_EXERCISE_
If a line in the data holds the string "äganderätt", list it.

+ + + +

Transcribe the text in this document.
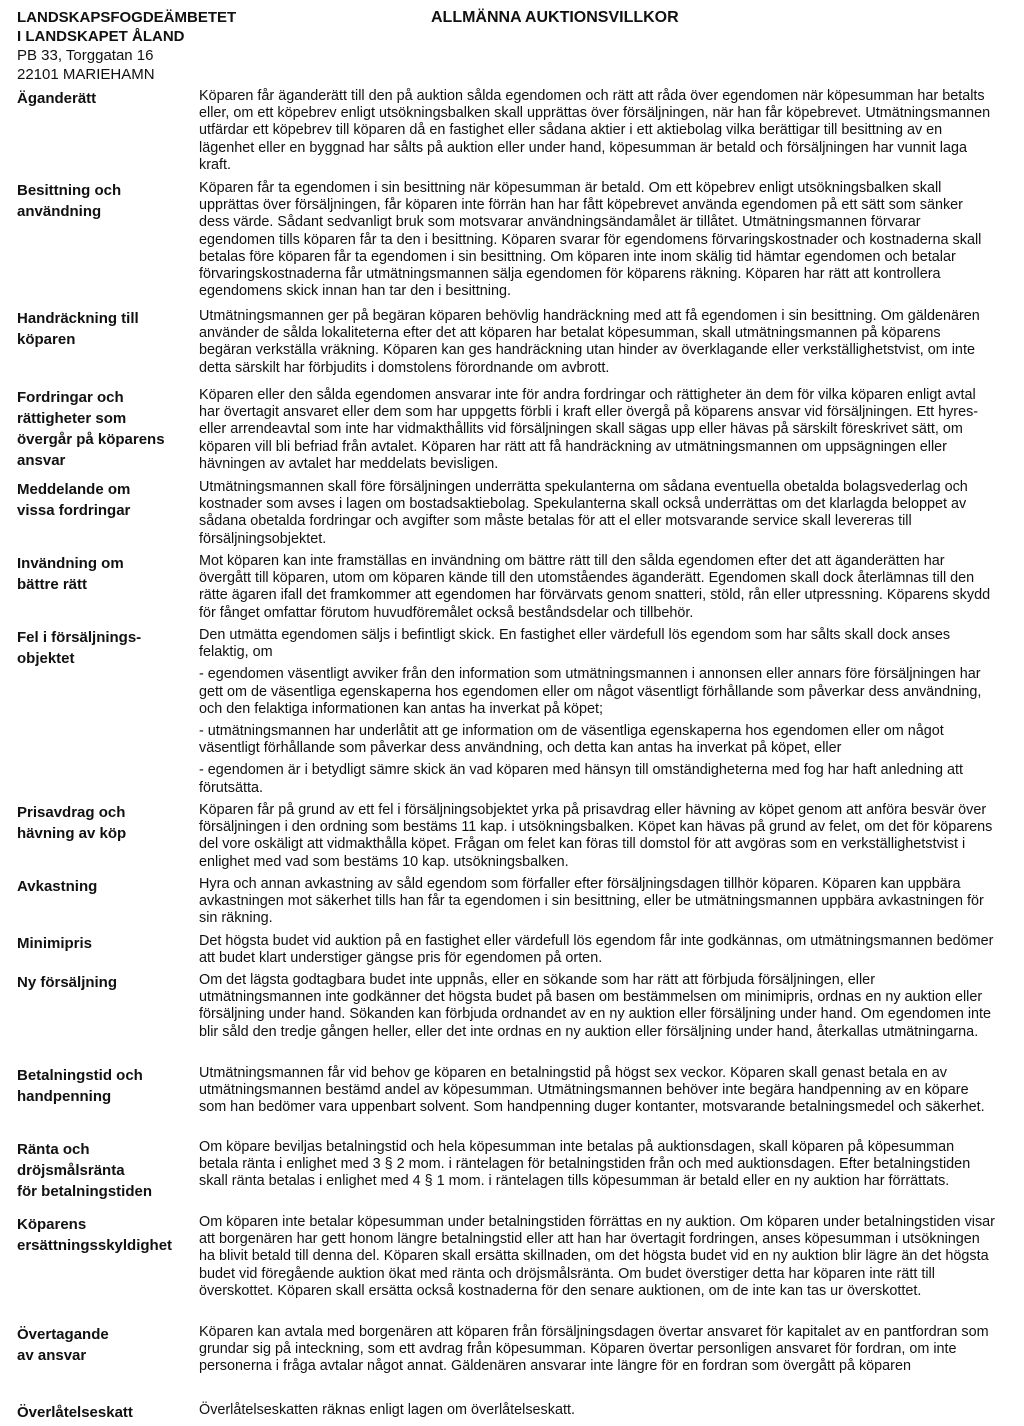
LANDSKAPSFOGDEÄMBETET
I LANDSKAPET ÅLAND
PB 33, Torggatan 16
22101 MARIEHAMN
ALLMÄNNA AUKTIONSVILLKOR
Äganderätt	Köparen får äganderätt till den på auktion sålda egendomen och rätt att råda över egendomen när köpesumman har betalts eller, om ett köpebrev enligt utsökningsbalken skall upprättas över försäljningen, när han får köpebrevet. Utmätningsmannen utfärdar ett köpebrev till köparen då en fastighet eller sådana aktier i ett aktiebolag vilka berättigar till besittning av en lägenhet eller en byggnad har sålts på auktion eller under hand, köpesumman är betald och försäljningen har vunnit laga kraft.

Besittning och
användning

Köparen får ta egendomen i sin besittning när köpesumman är betald. Om ett köpebrev enligt utsökningsbalken skall upprättas över försäljningen, får köparen inte förrän han har fått köpebrevet använda egendomen på ett sätt som sänker dess värde. Sådant sedvanligt bruk som motsvarar användningsändamålet är tillåtet. Utmätningsmannen förvarar egendomen tills köparen får ta den i besittning. Köparen svarar för egendomens förvaringskostnader och kostnaderna skall betalas före köparen får ta egendomen i sin besittning. Om köparen inte inom skälig tid hämtar egendomen och betalar förvaringskostnaderna får utmätningsmannen sälja egendomen för köparens räkning. Köparen har rätt att kontrollera egendomens skick innan han tar den i besittning.

Handräckning till
köparen

Utmätningsmannen ger på begäran köparen behövlig handräckning med att få egendomen i sin besittning. Om gäldenären använder de sålda lokaliteterna efter det att köparen har betalat köpesumman, skall utmätningsmannen på köparens begäran verkställa vräkning. Köparen kan ges handräckning utan hinder av överklagande eller verkställighetstvist, om inte detta särskilt har förbjudits i domstolens förordnande om avbrott.

Fordringar och
rättigheter som
övergår på köparens
ansvar

Köparen eller den sålda egendomen ansvarar inte för andra fordringar och rättigheter än dem för vilka köparen enligt avtal har övertagit ansvaret eller dem som har uppgetts förbli i kraft eller övergå på köparens ansvar vid försäljningen. Ett hyres- eller arrendeavtal som inte har vidmakthållits vid försäljningen skall sägas upp eller hävas på särskilt föreskrivet sätt, om köparen vill bli befriad från avtalet. Köparen har rätt att få handräckning av utmätningsmannen om uppsägningen eller hävningen av avtalet har meddelats bevisligen.

Meddelande om
vissa fordringar

Utmätningsmannen skall före försäljningen underrätta spekulanterna om sådana eventuella obetalda bolagsvederlag och kostnader som avses i lagen om bostadsaktiebolag. Spekulanterna skall också underrättas om det klarlagda beloppet av sådana obetalda fordringar och avgifter som måste betalas för att el eller motsvarande service skall levereras till försäljningsobjektet.

Invändning om
bättre rätt

Mot köparen kan inte framställas en invändning om bättre rätt till den sålda egendomen efter det att äganderätten har övergått till köparen, utom om köparen kände till den utomståendes äganderätt. Egendomen skall dock återlämnas till den rätte ägaren ifall det framkommer att egendomen har förvärvats genom snatteri, stöld, rån eller utpressning. Köparens skydd för fånget omfattar förutom huvudföremålet också beståndsdelar och tillbehör.

Fel i försäljnings-
objektet

Den utmätta egendomen säljs i befintligt skick. En fastighet eller värdefull lös egendom som har sålts skall dock anses felaktig, om

- egendomen väsentligt avviker från den information som utmätningsmannen i annonsen eller annars före försäljningen har gett om de väsentliga egenskaperna hos egendomen eller om något väsentligt förhållande som påverkar dess användning, och den felaktiga informationen kan antas ha inverkat på köpet;

- utmätningsmannen har underlåtit att ge information om de väsentliga egenskaperna hos egendomen eller om något väsentligt förhållande som påverkar dess användning, och detta kan antas ha inverkat på köpet, eller

- egendomen är i betydligt sämre skick än vad köparen med hänsyn till omständigheterna med fog har haft anledning att förutsätta.

Prisavdrag och
hävning av köp

Köparen får på grund av ett fel i försäljningsobjektet yrka på prisavdrag eller hävning av köpet genom att anföra besvär över försäljningen i den ordning som bestäms 11 kap. i utsökningsbalken. Köpet kan hävas på grund av felet, om det för köparens del vore oskäligt att vidmakthålla köpet. Frågan om felet kan föras till domstol för att avgöras som en verkställighetstvist i enlighet med vad som bestäms 10 kap. utsökningsbalken.

Avkastning	Hyra och annan avkastning av såld egendom som förfaller efter försäljningsdagen tillhör köparen. Köparen kan uppbära avkastningen mot säkerhet tills han får ta egendomen i sin besittning, eller be utmätningsmannen uppbära avkastningen för sin räkning.

Minimipris	Det högsta budet vid auktion på en fastighet eller värdefull lös egendom får inte godkännas, om utmätningsmannen bedömer att budet klart understiger gängse pris för egendomen på orten.

Ny försäljning	Om det lägsta godtagbara budet inte uppnås, eller en sökande som har rätt att förbjuda försäljningen, eller utmätningsmannen inte godkänner det högsta budet på basen om bestämmelsen om minimipris, ordnas en ny auktion eller försäljning under hand. Sökanden kan förbjuda ordnandet av en ny auktion eller försäljning under hand. Om egendomen inte blir såld den tredje gången heller, eller det inte ordnas en ny auktion eller försäljning under hand, återkallas utmätningarna.

Betalningstid och
handpenning

Utmätningsmannen får vid behov ge köparen en betalningstid på högst sex veckor. Köparen skall genast betala en av utmätningsmannen bestämd andel av köpesumman. Utmätningsmannen behöver inte begära handpenning av en köpare som han bedömer vara uppenbart solvent. Som handpenning duger kontanter, motsvarande betalningsmedel och säkerhet.

Ränta och
dröjsmålsränta
för betalningstiden

Om köpare beviljas betalningstid och hela köpesumman inte betalas på auktionsdagen, skall köparen på köpesumman betala ränta i enlighet med 3 § 2 mom. i räntelagen för betalningstiden från och med auktionsdagen. Efter betalningstiden skall ränta betalas i enlighet med 4 § 1 mom. i räntelagen tills köpesumman är betald eller en ny auktion har förrättats.

Köparens
ersättningsskyldighet

Om köparen inte betalar köpesumman under betalningstiden förrättas en ny auktion. Om köparen under betalningstiden visar att borgenären har gett honom längre betalningstid eller att han har övertagit fordringen, anses köpesumman i utsökningen ha blivit betald till denna del. Köparen skall ersätta skillnaden, om det högsta budet vid en ny auktion blir lägre än det högsta budet vid föregående auktion ökat med ränta och dröjsmålsränta. Om budet överstiger detta har köparen inte rätt till överskottet. Köparen skall ersätta också kostnaderna för den senare auktionen, om de inte kan tas ur överskottet.

Övertagande
av ansvar

Köparen kan avtala med borgenären att köparen från försäljningsdagen övertar ansvaret för kapitalet av en pantfordran som grundar sig på inteckning, som ett avdrag från köpesumman. Köparen övertar personligen ansvaret för fordran, om inte personerna i fråga avtalar något annat. Gäldenären ansvarar inte längre för en fordran som övergått på köparen

Överlåtelseskatt	Överlåtelseskatten räknas enligt lagen om överlåtelseskatt.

+ + + +

_ANSWER AREA_
Äganderätt	Köparen får äganderätt till den på auktion sålda egendomen och rätt att råda över egendomen när köpesumman har betalts eller, om ett köpebrev enligt utsökningsbalken skall upprättas över försäljningen, när han får köpebrevet. Utmätningsmannen utfärdar ett köpebrev till köparen då en fastighet eller sådana aktier i ett aktiebolag vilka berättigar till besittning av en lägenhet eller en byggnad har sålts på auktion eller under hand, köpesumman är betald och försäljningen har vunnit laga kraft.
Mot köparen kan inte framställas en invändning om bättre rätt till den sålda egendomen efter det att äganderätten har övergått till köparen, utom om köparen kände till den utomståendes äganderätt. Egendomen skall dock återlämnas till den rätte ägaren ifall det framkommer att egendomen har förvärvats genom snatteri, stöld, rån eller utpressning. Köparens skydd för fånget omfattar förutom huvudföremålet också beståndsdelar och tillbehör.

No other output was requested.